++++ Excerpt provided ++++

Balloon Comes!【水题中的水题】

Balloon Comes!

Time Limit: 1 Sec   Memory Limit: 128 MB
Submit: 102   Solved: 44
[ Submit][ Status][ Web Board]

Description

The contest starts now! How excited it is to see balloons floating around. You, one of the best programmers in HDU, can get a very beautiful balloon if only you have solved the very very very... easy problem.
Give you an operator (+,-,*, / --denoting addition, subtraction, multiplication, division respectively) and two positive integers, your task is to output the result. 
Is it very easy? 
Come on, guy! PLMM will send you a beautiful Balloon right now!
Good Luck!

Input

Input contains multiple test cases. The first line of the input is a single integer T (0<T<1000) which is the number of test cases. T test cases follow. Each test case contains a char C (+,-,*, /) and two integers A and B(0<A,B<10000).Of course, we all know that A and B are operands and C is an operator.

++++ Exercise data ++++

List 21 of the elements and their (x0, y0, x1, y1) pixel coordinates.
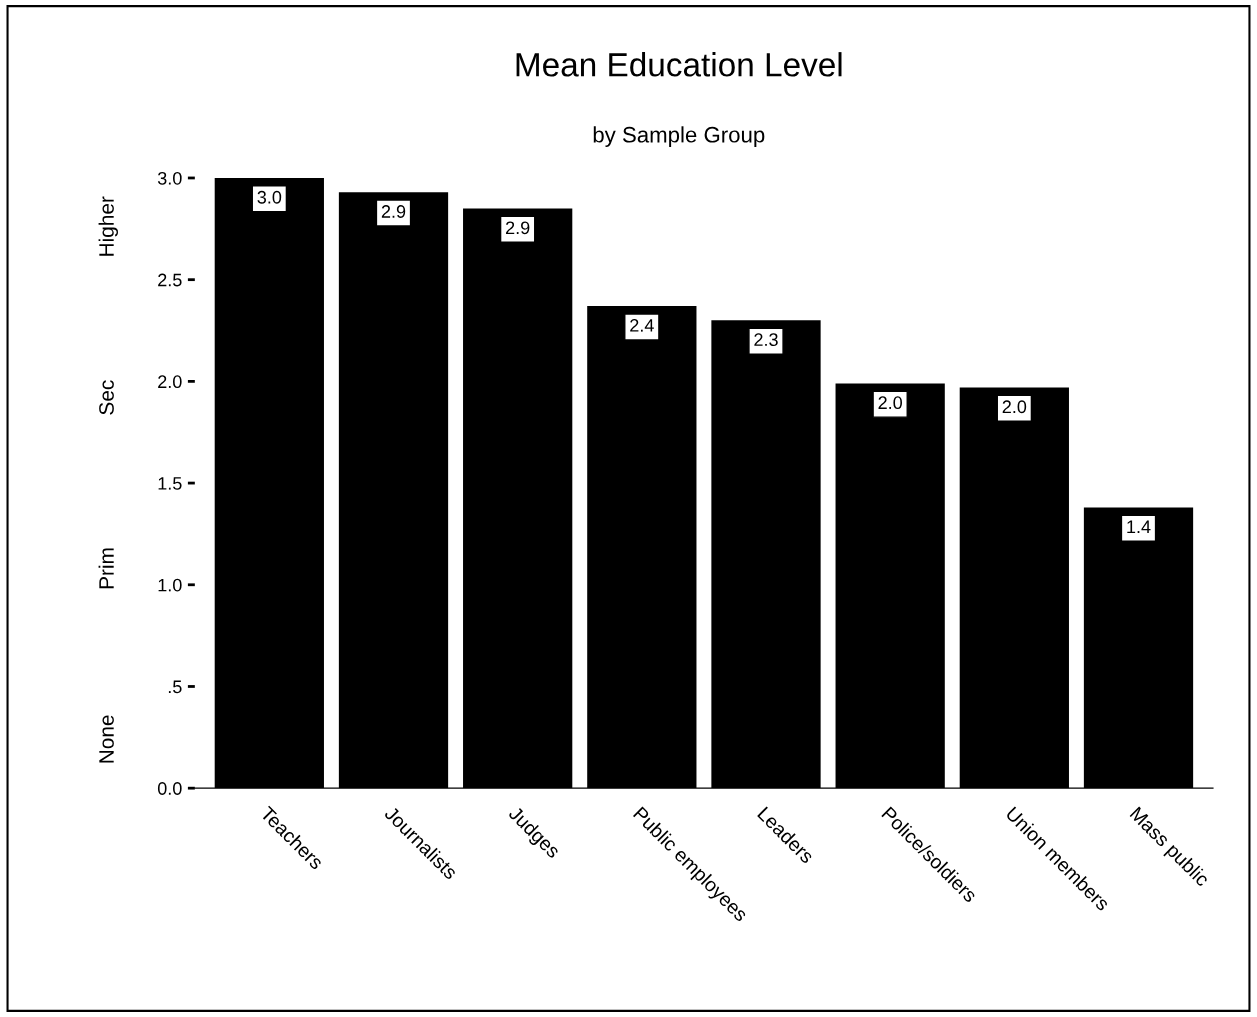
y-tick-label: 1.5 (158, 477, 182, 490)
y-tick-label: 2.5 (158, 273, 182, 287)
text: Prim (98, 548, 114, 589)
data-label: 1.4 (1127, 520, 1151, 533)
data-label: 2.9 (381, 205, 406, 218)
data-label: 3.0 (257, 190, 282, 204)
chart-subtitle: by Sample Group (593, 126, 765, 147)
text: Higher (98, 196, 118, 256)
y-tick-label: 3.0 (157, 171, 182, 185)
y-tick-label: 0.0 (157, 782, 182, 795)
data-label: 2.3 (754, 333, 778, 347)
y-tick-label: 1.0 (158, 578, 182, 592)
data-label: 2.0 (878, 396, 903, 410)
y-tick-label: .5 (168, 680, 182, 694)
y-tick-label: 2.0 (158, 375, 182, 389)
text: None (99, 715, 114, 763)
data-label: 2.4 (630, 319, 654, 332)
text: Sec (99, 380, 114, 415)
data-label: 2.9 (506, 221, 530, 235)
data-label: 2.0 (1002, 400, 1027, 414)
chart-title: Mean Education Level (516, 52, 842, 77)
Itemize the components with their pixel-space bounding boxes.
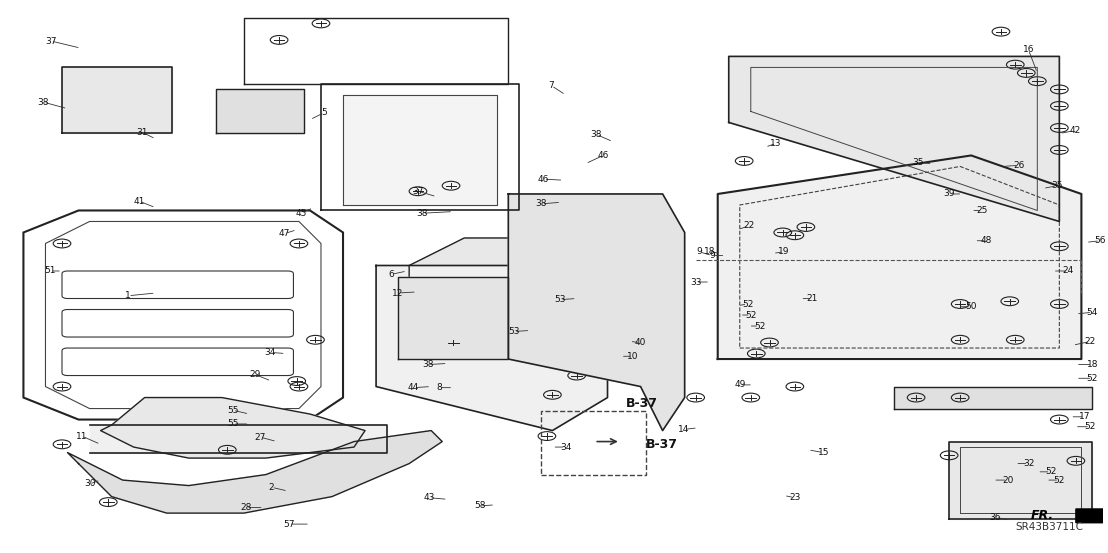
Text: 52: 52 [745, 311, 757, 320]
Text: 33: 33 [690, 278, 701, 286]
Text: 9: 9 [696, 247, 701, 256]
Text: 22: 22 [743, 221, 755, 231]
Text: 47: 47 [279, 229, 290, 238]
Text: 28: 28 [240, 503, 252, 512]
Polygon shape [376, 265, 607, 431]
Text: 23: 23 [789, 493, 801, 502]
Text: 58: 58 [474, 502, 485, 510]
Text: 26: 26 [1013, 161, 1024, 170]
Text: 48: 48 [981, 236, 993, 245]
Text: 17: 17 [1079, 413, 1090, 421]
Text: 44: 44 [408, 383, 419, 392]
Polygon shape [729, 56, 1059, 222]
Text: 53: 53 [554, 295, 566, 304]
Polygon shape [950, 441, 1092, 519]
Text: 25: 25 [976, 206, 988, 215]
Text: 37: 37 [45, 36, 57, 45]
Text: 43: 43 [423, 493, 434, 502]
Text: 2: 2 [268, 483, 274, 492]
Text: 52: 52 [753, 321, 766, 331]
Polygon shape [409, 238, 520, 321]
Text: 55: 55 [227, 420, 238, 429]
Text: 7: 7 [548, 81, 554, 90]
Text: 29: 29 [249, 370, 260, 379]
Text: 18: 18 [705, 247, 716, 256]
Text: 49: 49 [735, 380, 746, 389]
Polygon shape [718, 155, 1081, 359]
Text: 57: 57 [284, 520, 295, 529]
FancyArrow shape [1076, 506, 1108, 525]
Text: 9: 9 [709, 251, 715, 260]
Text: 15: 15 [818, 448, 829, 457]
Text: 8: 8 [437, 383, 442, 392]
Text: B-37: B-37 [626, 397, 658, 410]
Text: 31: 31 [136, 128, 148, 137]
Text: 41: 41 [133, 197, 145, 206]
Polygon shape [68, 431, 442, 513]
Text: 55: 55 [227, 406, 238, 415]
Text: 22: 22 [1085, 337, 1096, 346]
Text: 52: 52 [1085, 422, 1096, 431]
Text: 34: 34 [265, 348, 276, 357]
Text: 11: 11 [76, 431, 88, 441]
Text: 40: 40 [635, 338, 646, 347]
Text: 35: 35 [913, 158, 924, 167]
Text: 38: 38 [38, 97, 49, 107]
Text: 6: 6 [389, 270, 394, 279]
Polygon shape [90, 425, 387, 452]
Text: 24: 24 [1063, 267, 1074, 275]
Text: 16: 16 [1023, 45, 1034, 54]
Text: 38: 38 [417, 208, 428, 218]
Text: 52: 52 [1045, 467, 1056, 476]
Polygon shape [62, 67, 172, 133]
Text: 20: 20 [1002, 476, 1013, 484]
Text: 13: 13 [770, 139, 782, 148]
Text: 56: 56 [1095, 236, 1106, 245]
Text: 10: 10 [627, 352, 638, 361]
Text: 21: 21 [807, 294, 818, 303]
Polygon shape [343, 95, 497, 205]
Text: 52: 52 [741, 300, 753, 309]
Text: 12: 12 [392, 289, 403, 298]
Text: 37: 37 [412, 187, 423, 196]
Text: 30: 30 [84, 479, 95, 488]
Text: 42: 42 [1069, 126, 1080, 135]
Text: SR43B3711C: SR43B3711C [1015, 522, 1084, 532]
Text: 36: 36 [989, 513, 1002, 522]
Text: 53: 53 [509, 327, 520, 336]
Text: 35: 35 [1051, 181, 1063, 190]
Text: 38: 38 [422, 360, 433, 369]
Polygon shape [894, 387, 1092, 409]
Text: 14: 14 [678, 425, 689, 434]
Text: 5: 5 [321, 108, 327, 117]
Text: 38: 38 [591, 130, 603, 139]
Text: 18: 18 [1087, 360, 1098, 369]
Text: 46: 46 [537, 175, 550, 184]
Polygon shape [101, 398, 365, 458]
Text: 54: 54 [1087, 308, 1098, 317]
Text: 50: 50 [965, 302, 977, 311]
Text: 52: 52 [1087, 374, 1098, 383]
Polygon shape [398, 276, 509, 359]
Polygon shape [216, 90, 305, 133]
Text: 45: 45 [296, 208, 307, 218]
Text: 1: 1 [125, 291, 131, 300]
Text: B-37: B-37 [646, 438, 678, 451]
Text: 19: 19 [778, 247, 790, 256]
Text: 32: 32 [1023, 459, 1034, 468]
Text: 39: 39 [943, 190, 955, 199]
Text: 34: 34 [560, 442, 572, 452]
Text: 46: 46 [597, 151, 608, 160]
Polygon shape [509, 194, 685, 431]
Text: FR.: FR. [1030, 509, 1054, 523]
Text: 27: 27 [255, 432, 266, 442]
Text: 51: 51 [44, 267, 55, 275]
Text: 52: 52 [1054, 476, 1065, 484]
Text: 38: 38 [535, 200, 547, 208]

++++

Your tasks -
1 > In the records, retype everything from the line that contains "Text: 52: 52 [745, 311, 757, 320]" down to the line that contains "Text: 9: 9 [709, 251, 715, 260]", including both of those lines.
2 > Extend the Balloon Comes! problem statement from where it stops.

Replies -
1 >
Text: 52: 52 [745, 311, 757, 320]
Text: 33: 33 [690, 278, 701, 286]
Text: 9: 9 [696, 247, 701, 256]
Text: 22: 22 [743, 221, 755, 231]
Text: 47: 47 [279, 229, 290, 238]
Text: 28: 28 [240, 503, 252, 512]
Polygon shape [376, 265, 607, 431]
Text: 23: 23 [789, 493, 801, 502]
Text: 58: 58 [474, 502, 485, 510]
Text: 26: 26 [1013, 161, 1024, 170]
Text: 48: 48 [981, 236, 993, 245]
Text: 17: 17 [1079, 413, 1090, 421]
Text: 44: 44 [408, 383, 419, 392]
Polygon shape [729, 56, 1059, 222]
Text: 53: 53 [554, 295, 566, 304]
Polygon shape [950, 441, 1092, 519]
Text: 25: 25 [976, 206, 988, 215]
Text: 37: 37 [45, 36, 57, 45]
Text: 43: 43 [423, 493, 434, 502]
Text: 2: 2 [268, 483, 274, 492]
Text: 52: 52 [753, 321, 766, 331]
Polygon shape [409, 238, 520, 321]
Text: 55: 55 [227, 420, 238, 429]
Text: 7: 7 [548, 81, 554, 90]
Text: 29: 29 [249, 370, 260, 379]
Text: 18: 18 [705, 247, 716, 256]
Text: 49: 49 [735, 380, 746, 389]
Polygon shape [718, 155, 1081, 359]
Text: 57: 57 [284, 520, 295, 529]
FancyArrow shape [1076, 506, 1108, 525]
Text: 9: 9 [709, 251, 715, 260]

2 >
Output

For each case, print the operation result. The result should be rounded to 2 decimal places If and only if it is not an integer.

Sample Input

4
+ 1 2
- 1 2
* 1 2
/ 1 2

Sample Output

3
-1
2
0.50

HINT

Source

#include <stdio.h>
#include <stdlib.h>

int main()
{

	int n;

	
	while (~scanf("%d", &n))
	{
	  int a, b;
  	char x;
		while ( n --)
		{
			getchar();
			scanf("%c%d%d",&x,&a,&b);
			if ( x == '+')
			{
				printf("%d\n", a + b);
			
			}
			if ( x == '-')
			{
				printf("%d\n", a - b);
			
			}
			if ( x == '*')
			{
				printf("%d\n", a * b);
			
			}
			if ( x == '/')
			{
				double y = double (a) / double (b);
				if ( y == a / b)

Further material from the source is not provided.